---------- PROVIDED RECORDS

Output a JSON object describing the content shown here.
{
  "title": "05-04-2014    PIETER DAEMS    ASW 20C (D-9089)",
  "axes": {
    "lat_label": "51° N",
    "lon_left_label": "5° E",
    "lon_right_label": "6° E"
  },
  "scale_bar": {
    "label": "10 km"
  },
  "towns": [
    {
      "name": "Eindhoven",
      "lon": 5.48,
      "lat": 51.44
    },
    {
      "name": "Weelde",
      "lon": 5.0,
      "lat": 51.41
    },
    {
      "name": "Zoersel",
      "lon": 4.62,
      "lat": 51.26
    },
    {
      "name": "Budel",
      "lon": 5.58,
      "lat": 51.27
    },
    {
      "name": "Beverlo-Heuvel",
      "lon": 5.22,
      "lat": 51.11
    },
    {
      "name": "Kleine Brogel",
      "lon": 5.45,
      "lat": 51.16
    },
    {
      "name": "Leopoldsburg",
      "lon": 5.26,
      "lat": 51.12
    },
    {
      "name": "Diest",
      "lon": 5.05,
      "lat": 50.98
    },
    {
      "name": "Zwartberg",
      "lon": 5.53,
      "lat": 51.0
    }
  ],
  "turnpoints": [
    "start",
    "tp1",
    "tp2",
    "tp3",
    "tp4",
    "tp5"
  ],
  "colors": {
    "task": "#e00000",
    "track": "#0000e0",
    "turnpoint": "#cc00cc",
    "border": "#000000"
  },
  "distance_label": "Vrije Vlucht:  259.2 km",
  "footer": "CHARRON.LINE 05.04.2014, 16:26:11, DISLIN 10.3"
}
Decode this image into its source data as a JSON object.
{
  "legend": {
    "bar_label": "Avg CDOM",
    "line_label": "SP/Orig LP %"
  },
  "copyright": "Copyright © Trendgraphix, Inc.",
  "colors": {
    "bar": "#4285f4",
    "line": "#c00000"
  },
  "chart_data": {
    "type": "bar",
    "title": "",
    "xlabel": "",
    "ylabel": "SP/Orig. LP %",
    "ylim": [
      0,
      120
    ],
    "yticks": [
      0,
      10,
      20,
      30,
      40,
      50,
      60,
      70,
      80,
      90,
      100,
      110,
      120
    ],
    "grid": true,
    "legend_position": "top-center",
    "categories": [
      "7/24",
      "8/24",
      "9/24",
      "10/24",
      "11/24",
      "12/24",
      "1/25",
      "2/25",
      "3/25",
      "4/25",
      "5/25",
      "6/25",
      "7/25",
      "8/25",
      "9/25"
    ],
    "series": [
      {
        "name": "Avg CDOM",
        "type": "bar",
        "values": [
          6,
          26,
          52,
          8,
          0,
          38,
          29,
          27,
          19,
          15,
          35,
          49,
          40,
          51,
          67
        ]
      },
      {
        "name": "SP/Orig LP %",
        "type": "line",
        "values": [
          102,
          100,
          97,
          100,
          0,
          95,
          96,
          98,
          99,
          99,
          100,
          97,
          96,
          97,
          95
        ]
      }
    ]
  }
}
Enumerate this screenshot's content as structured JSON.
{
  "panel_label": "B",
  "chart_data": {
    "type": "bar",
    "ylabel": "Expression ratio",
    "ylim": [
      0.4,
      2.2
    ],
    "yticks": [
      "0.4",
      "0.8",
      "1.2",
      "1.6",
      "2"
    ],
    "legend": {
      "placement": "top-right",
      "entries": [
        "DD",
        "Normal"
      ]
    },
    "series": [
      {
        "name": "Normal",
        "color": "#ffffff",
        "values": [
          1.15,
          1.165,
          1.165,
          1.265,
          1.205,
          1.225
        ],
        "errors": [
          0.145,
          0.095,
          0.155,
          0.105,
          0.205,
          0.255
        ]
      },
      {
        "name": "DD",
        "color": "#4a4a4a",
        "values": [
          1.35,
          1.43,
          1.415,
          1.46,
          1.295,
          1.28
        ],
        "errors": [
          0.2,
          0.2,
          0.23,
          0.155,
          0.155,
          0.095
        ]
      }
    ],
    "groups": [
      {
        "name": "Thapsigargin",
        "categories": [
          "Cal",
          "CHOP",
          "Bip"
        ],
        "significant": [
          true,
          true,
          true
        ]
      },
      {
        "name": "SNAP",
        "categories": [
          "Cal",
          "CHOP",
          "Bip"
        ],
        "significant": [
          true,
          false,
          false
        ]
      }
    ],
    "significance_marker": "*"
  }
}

--------------------
---------- PROVIDED RECORDS

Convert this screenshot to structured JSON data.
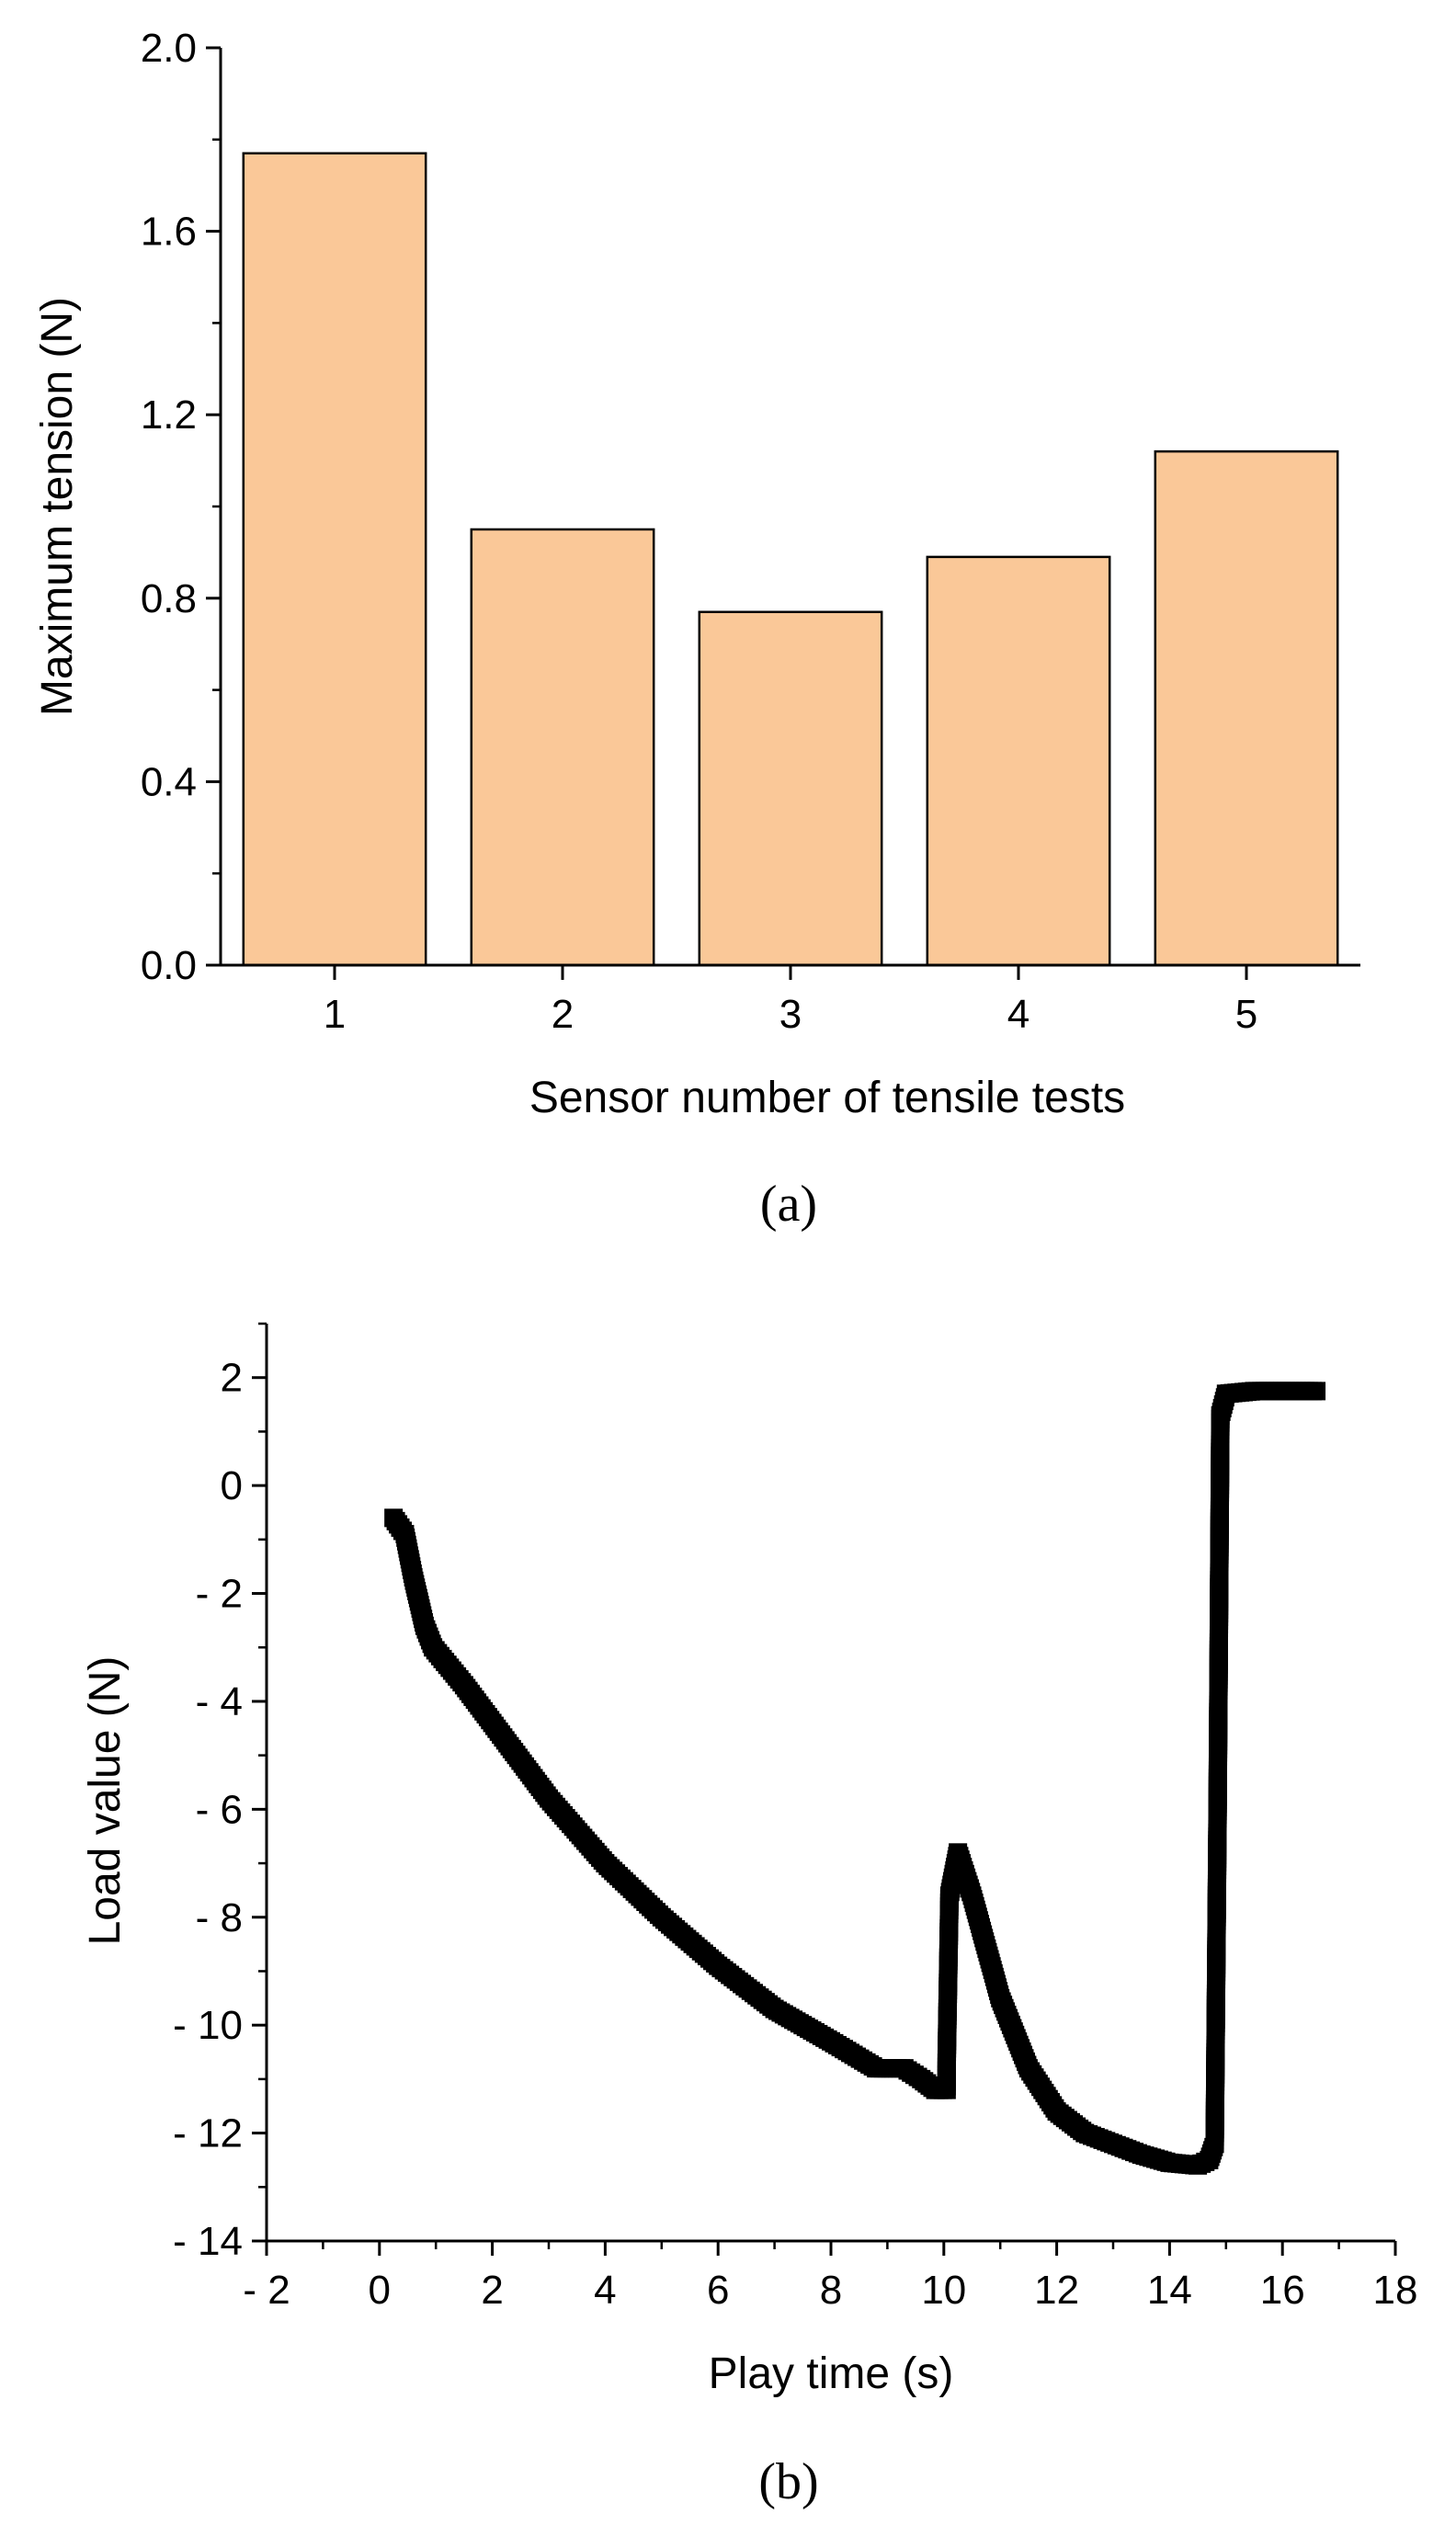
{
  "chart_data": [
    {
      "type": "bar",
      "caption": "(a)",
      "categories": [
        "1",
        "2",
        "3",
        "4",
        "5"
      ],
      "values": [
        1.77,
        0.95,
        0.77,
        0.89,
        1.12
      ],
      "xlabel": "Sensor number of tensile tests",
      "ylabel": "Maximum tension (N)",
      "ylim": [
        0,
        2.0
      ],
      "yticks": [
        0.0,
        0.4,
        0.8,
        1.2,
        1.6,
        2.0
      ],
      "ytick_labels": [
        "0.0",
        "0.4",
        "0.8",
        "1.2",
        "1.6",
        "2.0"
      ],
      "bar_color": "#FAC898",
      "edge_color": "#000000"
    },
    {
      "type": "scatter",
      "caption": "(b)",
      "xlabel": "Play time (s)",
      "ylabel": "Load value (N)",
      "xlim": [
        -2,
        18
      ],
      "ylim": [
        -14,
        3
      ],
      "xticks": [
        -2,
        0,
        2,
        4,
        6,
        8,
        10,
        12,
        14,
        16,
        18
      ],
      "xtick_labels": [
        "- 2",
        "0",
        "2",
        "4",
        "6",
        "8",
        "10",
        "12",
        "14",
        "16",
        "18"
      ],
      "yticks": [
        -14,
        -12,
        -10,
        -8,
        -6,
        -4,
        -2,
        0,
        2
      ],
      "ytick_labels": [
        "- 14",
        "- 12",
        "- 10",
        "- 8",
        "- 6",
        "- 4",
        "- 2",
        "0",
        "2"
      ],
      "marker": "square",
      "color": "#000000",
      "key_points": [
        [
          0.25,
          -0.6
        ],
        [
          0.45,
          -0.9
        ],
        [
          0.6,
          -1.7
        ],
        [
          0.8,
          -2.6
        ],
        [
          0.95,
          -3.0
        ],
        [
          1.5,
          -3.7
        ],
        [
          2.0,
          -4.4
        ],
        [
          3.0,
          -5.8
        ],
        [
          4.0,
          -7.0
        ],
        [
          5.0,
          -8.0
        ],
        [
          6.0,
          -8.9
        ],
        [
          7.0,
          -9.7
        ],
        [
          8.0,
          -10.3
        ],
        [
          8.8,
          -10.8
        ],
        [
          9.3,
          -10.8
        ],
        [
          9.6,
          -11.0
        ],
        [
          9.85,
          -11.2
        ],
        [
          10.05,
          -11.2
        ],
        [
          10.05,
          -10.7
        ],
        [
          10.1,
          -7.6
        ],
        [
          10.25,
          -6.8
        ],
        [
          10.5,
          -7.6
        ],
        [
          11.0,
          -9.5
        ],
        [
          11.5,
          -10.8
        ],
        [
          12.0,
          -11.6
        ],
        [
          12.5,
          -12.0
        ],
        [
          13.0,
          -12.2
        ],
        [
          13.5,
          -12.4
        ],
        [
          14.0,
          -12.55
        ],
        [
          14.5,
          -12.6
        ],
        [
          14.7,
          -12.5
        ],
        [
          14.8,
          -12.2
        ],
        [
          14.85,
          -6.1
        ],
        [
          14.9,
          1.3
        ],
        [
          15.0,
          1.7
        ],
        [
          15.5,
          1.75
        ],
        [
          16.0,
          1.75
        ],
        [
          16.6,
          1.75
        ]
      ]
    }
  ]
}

--------------------

REQUIRED WORK: Pick out all lines from the data above in which the word "JSON" appears.

FULL OUTPUT:
Output a JSON object describing the content shown here.
Decode this image into its source data as a JSON object.
Enumerate this screenshot's content as structured JSON.
Convert this screenshot to structured JSON data.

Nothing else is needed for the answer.